The entries below need to be written out exactly, with no pictures included.

....................

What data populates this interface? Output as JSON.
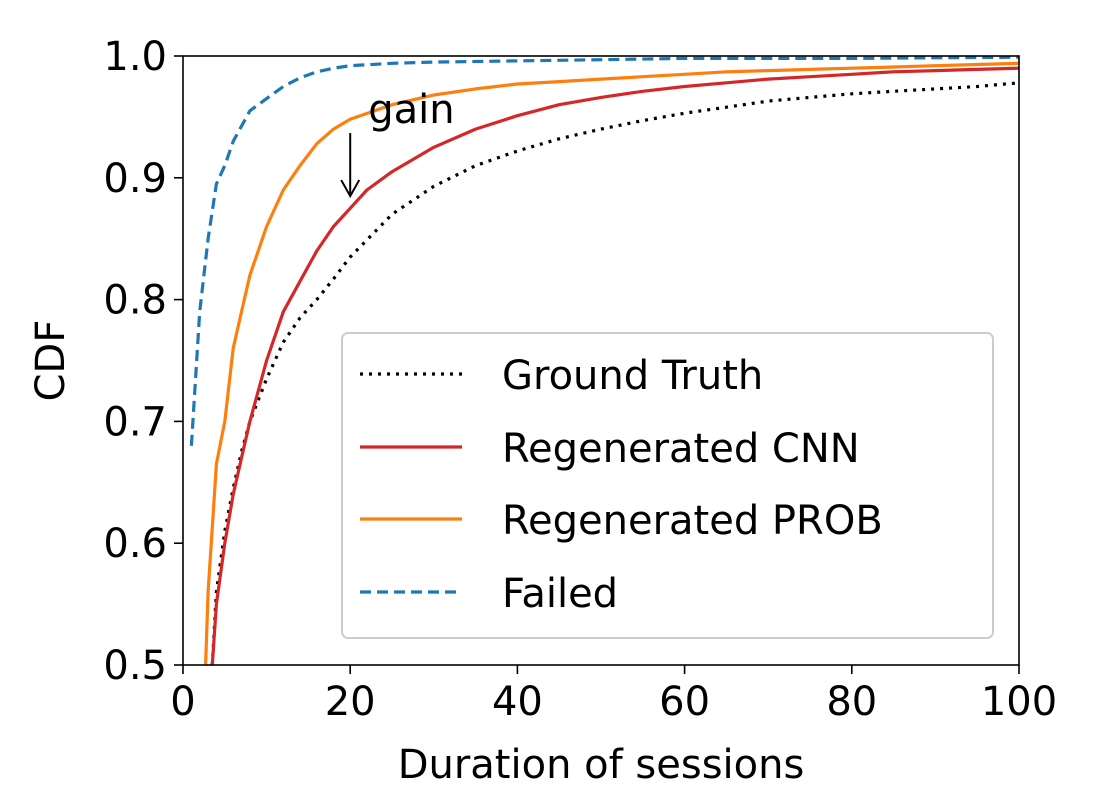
{
  "chart_data": {
    "type": "line",
    "title": "",
    "xlabel": "Duration of sessions",
    "ylabel": "CDF",
    "xlim": [
      0,
      100
    ],
    "ylim": [
      0.5,
      1.0
    ],
    "xticks": [
      0,
      20,
      40,
      60,
      80,
      100
    ],
    "xtick_labels": [
      "0",
      "20",
      "40",
      "60",
      "80",
      "100"
    ],
    "yticks": [
      0.5,
      0.6,
      0.7,
      0.8,
      0.9,
      1.0
    ],
    "ytick_labels": [
      "0.5",
      "0.6",
      "0.7",
      "0.8",
      "0.9",
      "1.0"
    ],
    "grid": false,
    "legend_position": "lower-right",
    "series": [
      {
        "name": "Ground Truth",
        "color": "#000000",
        "style": "dotted",
        "x": [
          3.5,
          4,
          5,
          6,
          7,
          8,
          10,
          12,
          14,
          16,
          18,
          20,
          25,
          30,
          35,
          40,
          45,
          50,
          55,
          60,
          65,
          70,
          75,
          80,
          85,
          90,
          95,
          100
        ],
        "y": [
          0.5,
          0.56,
          0.61,
          0.645,
          0.675,
          0.7,
          0.735,
          0.765,
          0.785,
          0.8,
          0.817,
          0.835,
          0.87,
          0.893,
          0.91,
          0.922,
          0.932,
          0.94,
          0.947,
          0.953,
          0.958,
          0.963,
          0.966,
          0.969,
          0.971,
          0.973,
          0.975,
          0.978
        ]
      },
      {
        "name": "Regenerated CNN",
        "color": "#d62728",
        "style": "solid",
        "x": [
          3.5,
          4,
          5,
          6,
          7,
          8,
          10,
          12,
          14,
          16,
          18,
          20,
          22,
          25,
          30,
          35,
          40,
          45,
          50,
          55,
          60,
          65,
          70,
          75,
          80,
          85,
          90,
          95,
          100
        ],
        "y": [
          0.5,
          0.55,
          0.6,
          0.64,
          0.67,
          0.7,
          0.75,
          0.79,
          0.815,
          0.84,
          0.86,
          0.875,
          0.89,
          0.905,
          0.925,
          0.94,
          0.951,
          0.96,
          0.966,
          0.971,
          0.975,
          0.978,
          0.981,
          0.983,
          0.985,
          0.987,
          0.988,
          0.989,
          0.99
        ]
      },
      {
        "name": "Regenerated PROB",
        "color": "#ff7f0e",
        "style": "solid",
        "x": [
          2.7,
          3,
          4,
          5,
          6,
          7,
          8,
          10,
          12,
          14,
          16,
          18,
          20,
          25,
          30,
          35,
          40,
          45,
          50,
          55,
          60,
          65,
          70,
          75,
          80,
          85,
          90,
          95,
          100
        ],
        "y": [
          0.5,
          0.56,
          0.665,
          0.7,
          0.76,
          0.79,
          0.82,
          0.86,
          0.89,
          0.91,
          0.928,
          0.94,
          0.948,
          0.96,
          0.968,
          0.973,
          0.977,
          0.979,
          0.981,
          0.983,
          0.985,
          0.987,
          0.988,
          0.989,
          0.99,
          0.991,
          0.992,
          0.993,
          0.994
        ]
      },
      {
        "name": "Failed",
        "color": "#1f77b4",
        "style": "dashed",
        "x": [
          1,
          2,
          3,
          4,
          5,
          6,
          8,
          10,
          12,
          14,
          16,
          18,
          20,
          25,
          30,
          40,
          50,
          60,
          80,
          100
        ],
        "y": [
          0.68,
          0.79,
          0.85,
          0.895,
          0.91,
          0.93,
          0.955,
          0.965,
          0.975,
          0.982,
          0.987,
          0.99,
          0.992,
          0.994,
          0.995,
          0.996,
          0.997,
          0.998,
          0.998,
          0.999
        ]
      }
    ],
    "annotations": [
      {
        "text": "gain",
        "arrow_from": [
          20,
          0.94
        ],
        "arrow_to": [
          20,
          0.885
        ]
      }
    ]
  }
}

....................

§ Exercise result
What data populates this interface? Output as JSON.
{
  "chart_data": {
    "type": "line",
    "title": "",
    "xlabel": "Duration of sessions",
    "ylabel": "CDF",
    "xlim": [
      0,
      100
    ],
    "ylim": [
      0.5,
      1.0
    ],
    "xticks": [
      0,
      20,
      40,
      60,
      80,
      100
    ],
    "xtick_labels": [
      "0",
      "20",
      "40",
      "60",
      "80",
      "100"
    ],
    "yticks": [
      0.5,
      0.6,
      0.7,
      0.8,
      0.9,
      1.0
    ],
    "ytick_labels": [
      "0.5",
      "0.6",
      "0.7",
      "0.8",
      "0.9",
      "1.0"
    ],
    "grid": false,
    "legend_position": "lower-right",
    "series": [
      {
        "name": "Ground Truth",
        "color": "#000000",
        "style": "dotted",
        "x": [
          3.5,
          4,
          5,
          6,
          7,
          8,
          10,
          12,
          14,
          16,
          18,
          20,
          25,
          30,
          35,
          40,
          45,
          50,
          55,
          60,
          65,
          70,
          75,
          80,
          85,
          90,
          95,
          100
        ],
        "y": [
          0.5,
          0.56,
          0.61,
          0.645,
          0.675,
          0.7,
          0.735,
          0.765,
          0.785,
          0.8,
          0.817,
          0.835,
          0.87,
          0.893,
          0.91,
          0.922,
          0.932,
          0.94,
          0.947,
          0.953,
          0.958,
          0.963,
          0.966,
          0.969,
          0.971,
          0.973,
          0.975,
          0.978
        ]
      },
      {
        "name": "Regenerated CNN",
        "color": "#d62728",
        "style": "solid",
        "x": [
          3.5,
          4,
          5,
          6,
          7,
          8,
          10,
          12,
          14,
          16,
          18,
          20,
          22,
          25,
          30,
          35,
          40,
          45,
          50,
          55,
          60,
          65,
          70,
          75,
          80,
          85,
          90,
          95,
          100
        ],
        "y": [
          0.5,
          0.55,
          0.6,
          0.64,
          0.67,
          0.7,
          0.75,
          0.79,
          0.815,
          0.84,
          0.86,
          0.875,
          0.89,
          0.905,
          0.925,
          0.94,
          0.951,
          0.96,
          0.966,
          0.971,
          0.975,
          0.978,
          0.981,
          0.983,
          0.985,
          0.987,
          0.988,
          0.989,
          0.99
        ]
      },
      {
        "name": "Regenerated PROB",
        "color": "#ff7f0e",
        "style": "solid",
        "x": [
          2.7,
          3,
          4,
          5,
          6,
          7,
          8,
          10,
          12,
          14,
          16,
          18,
          20,
          25,
          30,
          35,
          40,
          45,
          50,
          55,
          60,
          65,
          70,
          75,
          80,
          85,
          90,
          95,
          100
        ],
        "y": [
          0.5,
          0.56,
          0.665,
          0.7,
          0.76,
          0.79,
          0.82,
          0.86,
          0.89,
          0.91,
          0.928,
          0.94,
          0.948,
          0.96,
          0.968,
          0.973,
          0.977,
          0.979,
          0.981,
          0.983,
          0.985,
          0.987,
          0.988,
          0.989,
          0.99,
          0.991,
          0.992,
          0.993,
          0.994
        ]
      },
      {
        "name": "Failed",
        "color": "#1f77b4",
        "style": "dashed",
        "x": [
          1,
          2,
          3,
          4,
          5,
          6,
          8,
          10,
          12,
          14,
          16,
          18,
          20,
          25,
          30,
          40,
          50,
          60,
          80,
          100
        ],
        "y": [
          0.68,
          0.79,
          0.85,
          0.895,
          0.91,
          0.93,
          0.955,
          0.965,
          0.975,
          0.982,
          0.987,
          0.99,
          0.992,
          0.994,
          0.995,
          0.996,
          0.997,
          0.998,
          0.998,
          0.999
        ]
      }
    ],
    "annotations": [
      {
        "text": "gain",
        "arrow_from": [
          20,
          0.94
        ],
        "arrow_to": [
          20,
          0.885
        ]
      }
    ]
  }
}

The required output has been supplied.